→ Set exercise
Of the lines in the listing below, how many hold "FFFFFF"? Answer with the number only.

→ Data extract

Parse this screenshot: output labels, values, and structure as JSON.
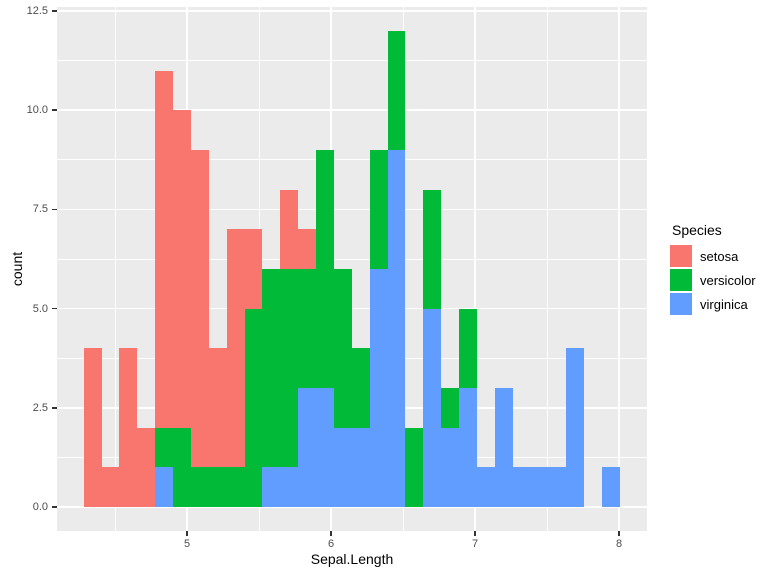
{
  "figure": {
    "background": "#FFFFFF"
  },
  "chart_data": {
    "type": "bar",
    "variant": "stacked-histogram",
    "title": "",
    "xlabel": "Sepal.Length",
    "ylabel": "count",
    "grid": true,
    "panel_bg": "#EBEBEB",
    "gridline_color": "#FFFFFF",
    "tick_mark_color": "#333333",
    "axis_text_color": "#4D4D4D",
    "axis_title_color": "#000000",
    "xlim": [
      4.097,
      8.194
    ],
    "ylim": [
      -0.6,
      12.6
    ],
    "x_major_ticks": [
      {
        "v": 5,
        "label": "5"
      },
      {
        "v": 6,
        "label": "6"
      },
      {
        "v": 7,
        "label": "7"
      },
      {
        "v": 8,
        "label": "8"
      }
    ],
    "y_major_ticks": [
      {
        "v": 0,
        "label": "0.0"
      },
      {
        "v": 2.5,
        "label": "2.5"
      },
      {
        "v": 5,
        "label": "5.0"
      },
      {
        "v": 7.5,
        "label": "7.5"
      },
      {
        "v": 10,
        "label": "10.0"
      },
      {
        "v": 12.5,
        "label": "12.5"
      }
    ],
    "x_minor_ticks": [
      4.5,
      5.5,
      6.5,
      7.5
    ],
    "y_minor_ticks": [
      1.25,
      3.75,
      6.25,
      8.75,
      11.25
    ],
    "stack_order_bottom_to_top": [
      "virginica",
      "versicolor",
      "setosa"
    ],
    "series_colors": {
      "setosa": "#F8766D",
      "versicolor": "#00BA38",
      "virginica": "#619CFF"
    },
    "legend": {
      "title": "Species",
      "position": "right",
      "key_bg": "#F2F2F2",
      "entries": [
        {
          "label": "setosa",
          "color": "#F8766D"
        },
        {
          "label": "versicolor",
          "color": "#00BA38"
        },
        {
          "label": "virginica",
          "color": "#619CFF"
        }
      ]
    },
    "bins": [
      {
        "x0": 4.283,
        "x1": 4.407,
        "setosa": 4,
        "versicolor": 0,
        "virginica": 0
      },
      {
        "x0": 4.407,
        "x1": 4.531,
        "setosa": 1,
        "versicolor": 0,
        "virginica": 0
      },
      {
        "x0": 4.531,
        "x1": 4.655,
        "setosa": 4,
        "versicolor": 0,
        "virginica": 0
      },
      {
        "x0": 4.655,
        "x1": 4.779,
        "setosa": 2,
        "versicolor": 0,
        "virginica": 0
      },
      {
        "x0": 4.779,
        "x1": 4.903,
        "setosa": 9,
        "versicolor": 1,
        "virginica": 1
      },
      {
        "x0": 4.903,
        "x1": 5.028,
        "setosa": 8,
        "versicolor": 2,
        "virginica": 0
      },
      {
        "x0": 5.028,
        "x1": 5.152,
        "setosa": 8,
        "versicolor": 1,
        "virginica": 0
      },
      {
        "x0": 5.152,
        "x1": 5.276,
        "setosa": 3,
        "versicolor": 1,
        "virginica": 0
      },
      {
        "x0": 5.276,
        "x1": 5.4,
        "setosa": 6,
        "versicolor": 1,
        "virginica": 0
      },
      {
        "x0": 5.4,
        "x1": 5.524,
        "setosa": 2,
        "versicolor": 5,
        "virginica": 0
      },
      {
        "x0": 5.524,
        "x1": 5.648,
        "setosa": 0,
        "versicolor": 5,
        "virginica": 1
      },
      {
        "x0": 5.648,
        "x1": 5.772,
        "setosa": 2,
        "versicolor": 5,
        "virginica": 1
      },
      {
        "x0": 5.772,
        "x1": 5.897,
        "setosa": 1,
        "versicolor": 3,
        "virginica": 3
      },
      {
        "x0": 5.897,
        "x1": 6.021,
        "setosa": 0,
        "versicolor": 6,
        "virginica": 3
      },
      {
        "x0": 6.021,
        "x1": 6.145,
        "setosa": 0,
        "versicolor": 4,
        "virginica": 2
      },
      {
        "x0": 6.145,
        "x1": 6.269,
        "setosa": 0,
        "versicolor": 2,
        "virginica": 2
      },
      {
        "x0": 6.269,
        "x1": 6.393,
        "setosa": 0,
        "versicolor": 3,
        "virginica": 6
      },
      {
        "x0": 6.393,
        "x1": 6.517,
        "setosa": 0,
        "versicolor": 3,
        "virginica": 9
      },
      {
        "x0": 6.517,
        "x1": 6.641,
        "setosa": 0,
        "versicolor": 2,
        "virginica": 0
      },
      {
        "x0": 6.641,
        "x1": 6.766,
        "setosa": 0,
        "versicolor": 3,
        "virginica": 5
      },
      {
        "x0": 6.766,
        "x1": 6.89,
        "setosa": 0,
        "versicolor": 1,
        "virginica": 2
      },
      {
        "x0": 6.89,
        "x1": 7.014,
        "setosa": 0,
        "versicolor": 2,
        "virginica": 3
      },
      {
        "x0": 7.014,
        "x1": 7.138,
        "setosa": 0,
        "versicolor": 0,
        "virginica": 1
      },
      {
        "x0": 7.138,
        "x1": 7.262,
        "setosa": 0,
        "versicolor": 0,
        "virginica": 3
      },
      {
        "x0": 7.262,
        "x1": 7.386,
        "setosa": 0,
        "versicolor": 0,
        "virginica": 1
      },
      {
        "x0": 7.386,
        "x1": 7.51,
        "setosa": 0,
        "versicolor": 0,
        "virginica": 1
      },
      {
        "x0": 7.51,
        "x1": 7.634,
        "setosa": 0,
        "versicolor": 0,
        "virginica": 1
      },
      {
        "x0": 7.634,
        "x1": 7.759,
        "setosa": 0,
        "versicolor": 0,
        "virginica": 4
      },
      {
        "x0": 7.759,
        "x1": 7.883,
        "setosa": 0,
        "versicolor": 0,
        "virginica": 0
      },
      {
        "x0": 7.883,
        "x1": 8.007,
        "setosa": 0,
        "versicolor": 0,
        "virginica": 1
      }
    ]
  }
}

→ Result
2